- INSTRUCTIONS FOR THE TASK
Reproduce all entries precisely as they are written.

[Records from a data collection]
# # # #

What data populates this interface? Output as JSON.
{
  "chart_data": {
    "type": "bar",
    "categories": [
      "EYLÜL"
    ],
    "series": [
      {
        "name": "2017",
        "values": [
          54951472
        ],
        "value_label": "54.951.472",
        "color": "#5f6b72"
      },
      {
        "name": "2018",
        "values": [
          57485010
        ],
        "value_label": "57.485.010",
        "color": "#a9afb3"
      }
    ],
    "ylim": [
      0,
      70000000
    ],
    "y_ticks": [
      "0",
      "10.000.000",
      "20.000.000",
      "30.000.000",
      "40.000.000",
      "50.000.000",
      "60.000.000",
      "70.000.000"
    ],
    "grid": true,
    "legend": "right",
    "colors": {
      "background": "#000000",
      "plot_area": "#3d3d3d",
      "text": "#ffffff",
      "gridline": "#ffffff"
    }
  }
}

# # # #

- RESPONSE
What data populates this interface? Output as JSON.
{
  "chart_data": {
    "type": "bar",
    "categories": [
      "EYLÜL"
    ],
    "series": [
      {
        "name": "2017",
        "values": [
          54951472
        ],
        "value_label": "54.951.472",
        "color": "#5f6b72"
      },
      {
        "name": "2018",
        "values": [
          57485010
        ],
        "value_label": "57.485.010",
        "color": "#a9afb3"
      }
    ],
    "ylim": [
      0,
      70000000
    ],
    "y_ticks": [
      "0",
      "10.000.000",
      "20.000.000",
      "30.000.000",
      "40.000.000",
      "50.000.000",
      "60.000.000",
      "70.000.000"
    ],
    "grid": true,
    "legend": "right",
    "colors": {
      "background": "#000000",
      "plot_area": "#3d3d3d",
      "text": "#ffffff",
      "gridline": "#ffffff"
    }
  }
}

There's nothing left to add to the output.